» Instruction:
Can you output the material exactly as written, minus any pictures it holds?

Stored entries
■ ■ ■ ■ ■

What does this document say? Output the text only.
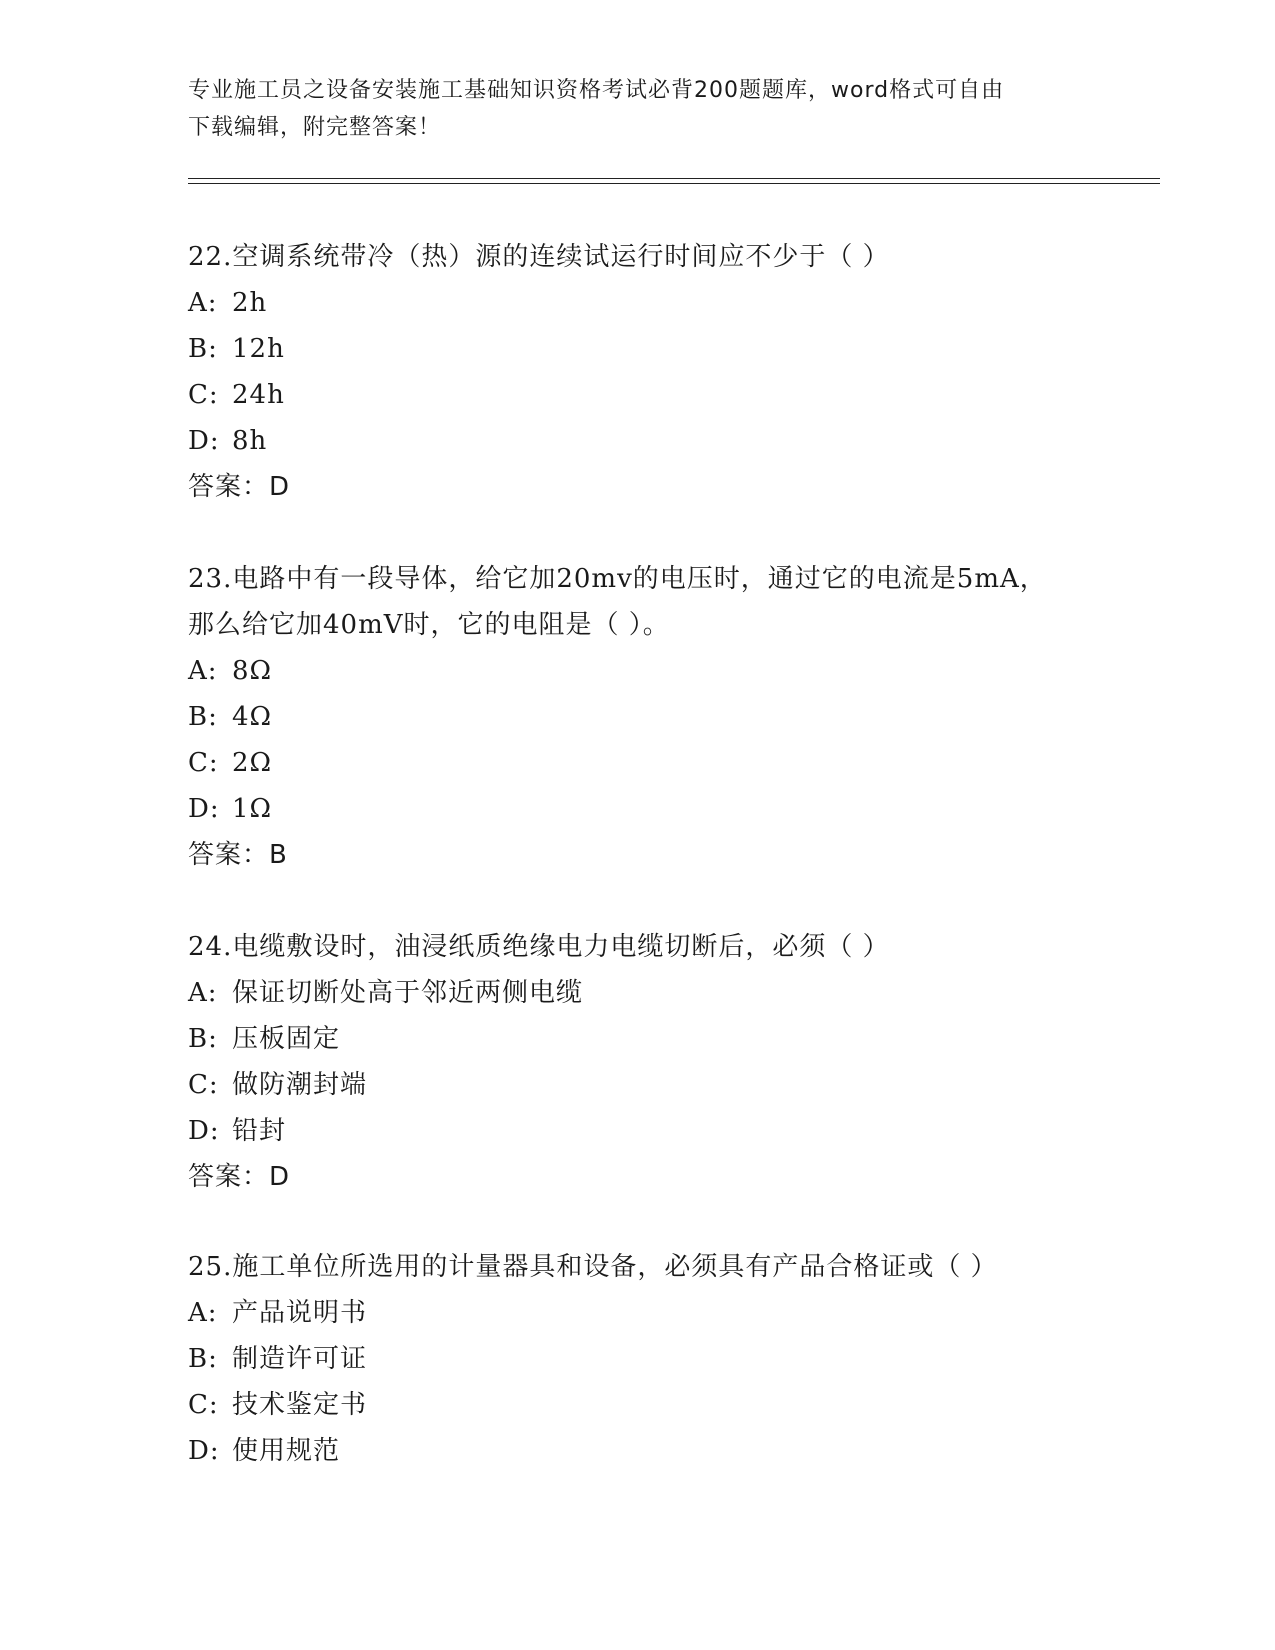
专业施工员之设备安装施工基础知识资格考试必背200题题库，word格式可自由
下载编辑，附完整答案！
22.空调系统带冷（热）源的连续试运行时间应不少于（ ）
A: 2h
B: 12h
C: 24h
D: 8h
答案：D
23.电路中有一段导体，给它加20mv的电压时，通过它的电流是5mA，
那么给它加40mV时，它的电阻是（ ）。
A: 8Ω
B: 4Ω
C: 2Ω
D: 1Ω
答案：B
24.电缆敷设时，油浸纸质绝缘电力电缆切断后，必须（ ）
A: 保证切断处高于邻近两侧电缆
B: 压板固定
C: 做防潮封端
D: 铅封
答案：D
25.施工单位所选用的计量器具和设备，必须具有产品合格证或（ ）
A: 产品说明书
B: 制造许可证
C: 技术鉴定书
D: 使用规范
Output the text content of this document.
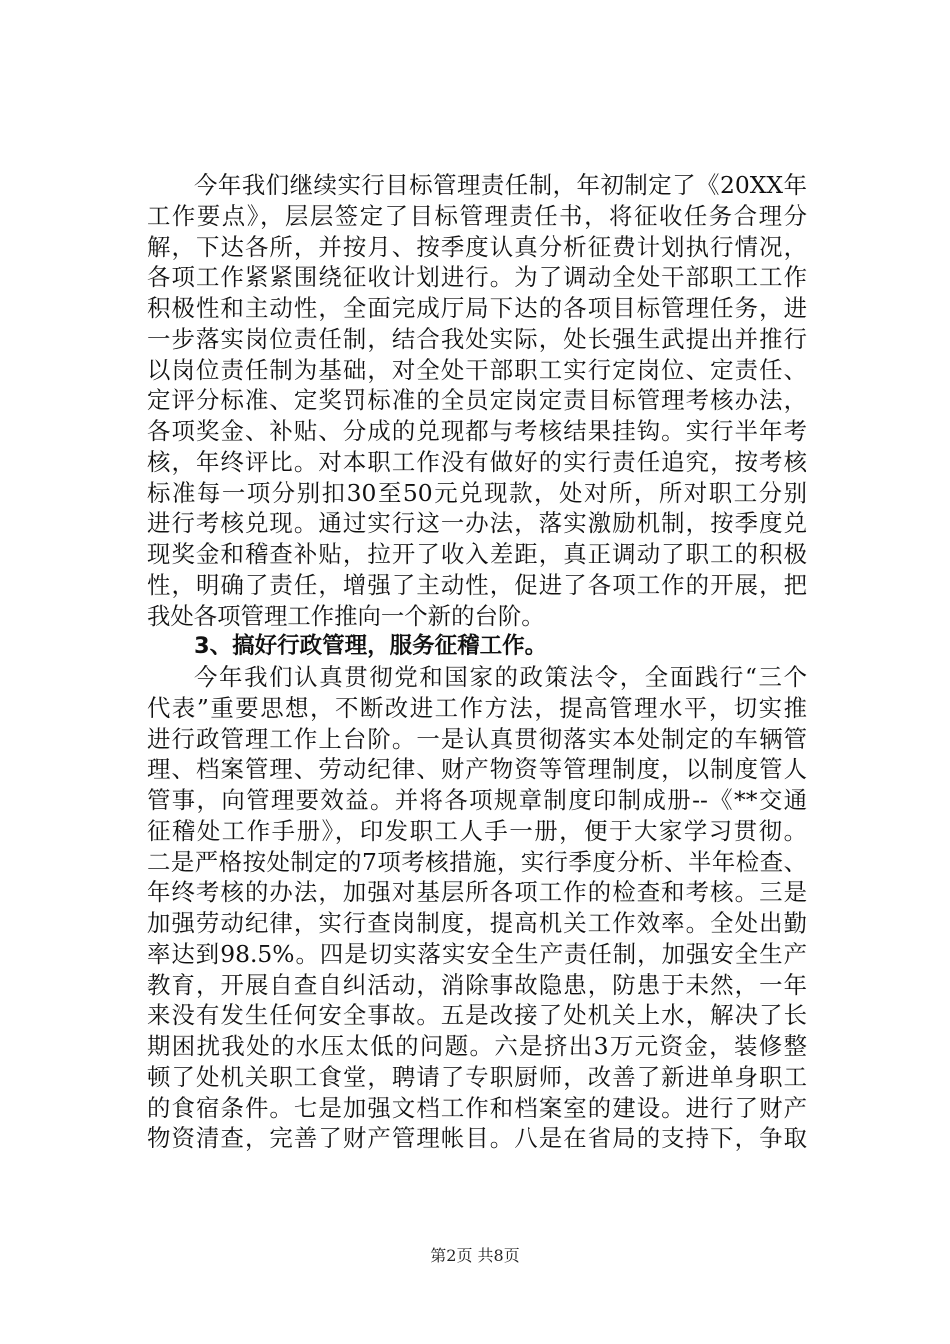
今年我们继续实行目标管理责任制，年初制定了《20XX年
工作要点》，层层签定了目标管理责任书，将征收任务合理分
解，下达各所，并按月、按季度认真分析征费计划执行情况，
各项工作紧紧围绕征收计划进行。为了调动全处干部职工工作
积极性和主动性，全面完成厅局下达的各项目标管理任务，进
一步落实岗位责任制，结合我处实际，处长强生武提出并推行
以岗位责任制为基础，对全处干部职工实行定岗位、定责任、
定评分标准、定奖罚标准的全员定岗定责目标管理考核办法，
各项奖金、补贴、分成的兑现都与考核结果挂钩。实行半年考
核，年终评比。对本职工作没有做好的实行责任追究，按考核
标准每一项分别扣30至50元兑现款，处对所，所对职工分别
进行考核兑现。通过实行这一办法，落实激励机制，按季度兑
现奖金和稽查补贴，拉开了收入差距，真正调动了职工的积极
性，明确了责任，增强了主动性，促进了各项工作的开展，把
我处各项管理工作推向一个新的台阶。
3、搞好行政管理，服务征稽工作。
今年我们认真贯彻党和国家的政策法令，全面践行“三个
代表”重要思想，不断改进工作方法，提高管理水平，切实推
进行政管理工作上台阶。一是认真贯彻落实本处制定的车辆管
理、档案管理、劳动纪律、财产物资等管理制度，以制度管人
管事，向管理要效益。并将各项规章制度印制成册--《**交通
征稽处工作手册》，印发职工人手一册，便于大家学习贯彻。
二是严格按处制定的7项考核措施，实行季度分析、半年检查、
年终考核的办法，加强对基层所各项工作的检查和考核。三是
加强劳动纪律，实行查岗制度，提高机关工作效率。全处出勤
率达到98.5%。四是切实落实安全生产责任制，加强安全生产
教育，开展自查自纠活动，消除事故隐患，防患于未然，一年
来没有发生任何安全事故。五是改接了处机关上水，解决了长
期困扰我处的水压太低的问题。六是挤出3万元资金，装修整
顿了处机关职工食堂，聘请了专职厨师，改善了新进单身职工
的食宿条件。七是加强文档工作和档案室的建设。进行了财产
物资清查，完善了财产管理帐目。八是在省局的支持下，争取
第2页 共8页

■ ■ ■ ■ ■

» The reply:
What does this document say? Output the text only.
专业施工员之设备安装施工基础知识资格考试必背200题题库，word格式可自由
下载编辑，附完整答案！
22.空调系统带冷（热）源的连续试运行时间应不少于（ ）
A: 2h
B: 12h
C: 24h
D: 8h
答案：D
23.电路中有一段导体，给它加20mv的电压时，通过它的电流是5mA，
那么给它加40mV时，它的电阻是（ ）。
A: 8Ω
B: 4Ω
C: 2Ω
D: 1Ω
答案：B
24.电缆敷设时，油浸纸质绝缘电力电缆切断后，必须（ ）
A: 保证切断处高于邻近两侧电缆
B: 压板固定
C: 做防潮封端
D: 铅封
答案：D
25.施工单位所选用的计量器具和设备，必须具有产品合格证或（ ）
A: 产品说明书
B: 制造许可证
C: 技术鉴定书
D: 使用规范
Output the text content of this document.
今年我们继续实行目标管理责任制，年初制定了《20XX年
工作要点》，层层签定了目标管理责任书，将征收任务合理分
解，下达各所，并按月、按季度认真分析征费计划执行情况，
各项工作紧紧围绕征收计划进行。为了调动全处干部职工工作
积极性和主动性，全面完成厅局下达的各项目标管理任务，进
一步落实岗位责任制，结合我处实际，处长强生武提出并推行
以岗位责任制为基础，对全处干部职工实行定岗位、定责任、
定评分标准、定奖罚标准的全员定岗定责目标管理考核办法，
各项奖金、补贴、分成的兑现都与考核结果挂钩。实行半年考
核，年终评比。对本职工作没有做好的实行责任追究，按考核
标准每一项分别扣30至50元兑现款，处对所，所对职工分别
进行考核兑现。通过实行这一办法，落实激励机制，按季度兑
现奖金和稽查补贴，拉开了收入差距，真正调动了职工的积极
性，明确了责任，增强了主动性，促进了各项工作的开展，把
我处各项管理工作推向一个新的台阶。
3、搞好行政管理，服务征稽工作。
今年我们认真贯彻党和国家的政策法令，全面践行“三个
代表”重要思想，不断改进工作方法，提高管理水平，切实推
进行政管理工作上台阶。一是认真贯彻落实本处制定的车辆管
理、档案管理、劳动纪律、财产物资等管理制度，以制度管人
管事，向管理要效益。并将各项规章制度印制成册--《**交通
征稽处工作手册》，印发职工人手一册，便于大家学习贯彻。
二是严格按处制定的7项考核措施，实行季度分析、半年检查、
年终考核的办法，加强对基层所各项工作的检查和考核。三是
加强劳动纪律，实行查岗制度，提高机关工作效率。全处出勤
率达到98.5%。四是切实落实安全生产责任制，加强安全生产
教育，开展自查自纠活动，消除事故隐患，防患于未然，一年
来没有发生任何安全事故。五是改接了处机关上水，解决了长
期困扰我处的水压太低的问题。六是挤出3万元资金，装修整
顿了处机关职工食堂，聘请了专职厨师，改善了新进单身职工
的食宿条件。七是加强文档工作和档案室的建设。进行了财产
物资清查，完善了财产管理帐目。八是在省局的支持下，争取
第2页 共8页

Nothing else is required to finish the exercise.